INSTRUCTION: Reproduce every record exactly as it appears, but not the pictures.

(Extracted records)
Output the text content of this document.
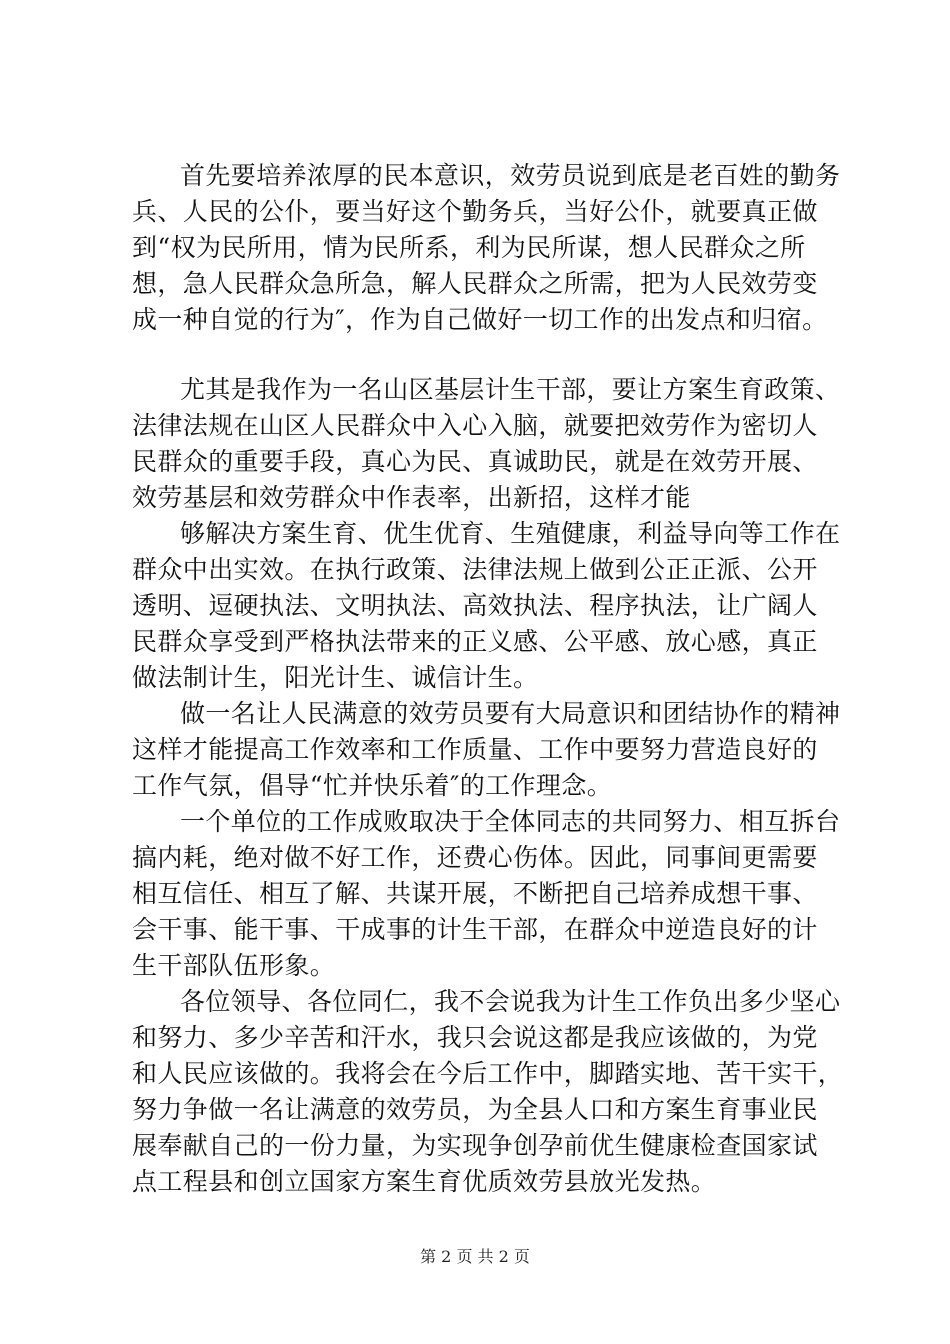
首先要培养浓厚的民本意识，效劳员说到底是老百姓的勤务
兵、人民的公仆，要当好这个勤务兵，当好公仆，就要真正做
到“权为民所用，情为民所系，利为民所谋，想人民群众之所
想，急人民群众急所急，解人民群众之所需，把为人民效劳变
成一种自觉的行为″，作为自己做好一切工作的出发点和归宿。
尤其是我作为一名山区基层计生干部，要让方案生育政策、
法律法规在山区人民群众中入心入脑，就要把效劳作为密切人
民群众的重要手段，真心为民、真诚助民，就是在效劳开展、
效劳基层和效劳群众中作表率，出新招，这样才能
够解决方案生育、优生优育、生殖健康，利益导向等工作在
群众中出实效。在执行政策、法律法规上做到公正正派、公开
透明、逗硬执法、文明执法、高效执法、程序执法，让广阔人
民群众享受到严格执法带来的正义感、公平感、放心感，真正
做法制计生，阳光计生、诚信计生。
做一名让人民满意的效劳员要有大局意识和团结协作的精神
这样才能提高工作效率和工作质量、工作中要努力营造良好的
工作气氛，倡导“忙并快乐着″的工作理念。
一个单位的工作成败取决于全体同志的共同努力、相互拆台
搞内耗，绝对做不好工作，还费心伤体。因此，同事间更需要
相互信任、相互了解、共谋开展，不断把自己培养成想干事、
会干事、能干事、干成事的计生干部，在群众中逆造良好的计
生干部队伍形象。
各位领导、各位同仁，我不会说我为计生工作负出多少坚心
和努力、多少辛苦和汗水，我只会说这都是我应该做的，为党
和人民应该做的。我将会在今后工作中，脚踏实地、苦干实干，
努力争做一名让满意的效劳员，为全县人口和方案生育事业民
展奉献自己的一份力量，为实现争创孕前优生健康检查国家试
点工程县和创立国家方案生育优质效劳县放光发热。
第 2 页 共 2 页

WRITTEN REPLY:
Output the text content of this document.
首先要培养浓厚的民本意识，效劳员说到底是老百姓的勤务
兵、人民的公仆，要当好这个勤务兵，当好公仆，就要真正做
到“权为民所用，情为民所系，利为民所谋，想人民群众之所
想，急人民群众急所急，解人民群众之所需，把为人民效劳变
成一种自觉的行为″，作为自己做好一切工作的出发点和归宿。
尤其是我作为一名山区基层计生干部，要让方案生育政策、
法律法规在山区人民群众中入心入脑，就要把效劳作为密切人
民群众的重要手段，真心为民、真诚助民，就是在效劳开展、
效劳基层和效劳群众中作表率，出新招，这样才能
够解决方案生育、优生优育、生殖健康，利益导向等工作在
群众中出实效。在执行政策、法律法规上做到公正正派、公开
透明、逗硬执法、文明执法、高效执法、程序执法，让广阔人
民群众享受到严格执法带来的正义感、公平感、放心感，真正
做法制计生，阳光计生、诚信计生。
做一名让人民满意的效劳员要有大局意识和团结协作的精神
这样才能提高工作效率和工作质量、工作中要努力营造良好的
工作气氛，倡导“忙并快乐着″的工作理念。
一个单位的工作成败取决于全体同志的共同努力、相互拆台
搞内耗，绝对做不好工作，还费心伤体。因此，同事间更需要
相互信任、相互了解、共谋开展，不断把自己培养成想干事、
会干事、能干事、干成事的计生干部，在群众中逆造良好的计
生干部队伍形象。
各位领导、各位同仁，我不会说我为计生工作负出多少坚心
和努力、多少辛苦和汗水，我只会说这都是我应该做的，为党
和人民应该做的。我将会在今后工作中，脚踏实地、苦干实干，
努力争做一名让满意的效劳员，为全县人口和方案生育事业民
展奉献自己的一份力量，为实现争创孕前优生健康检查国家试
点工程县和创立国家方案生育优质效劳县放光发热。
第 2 页 共 2 页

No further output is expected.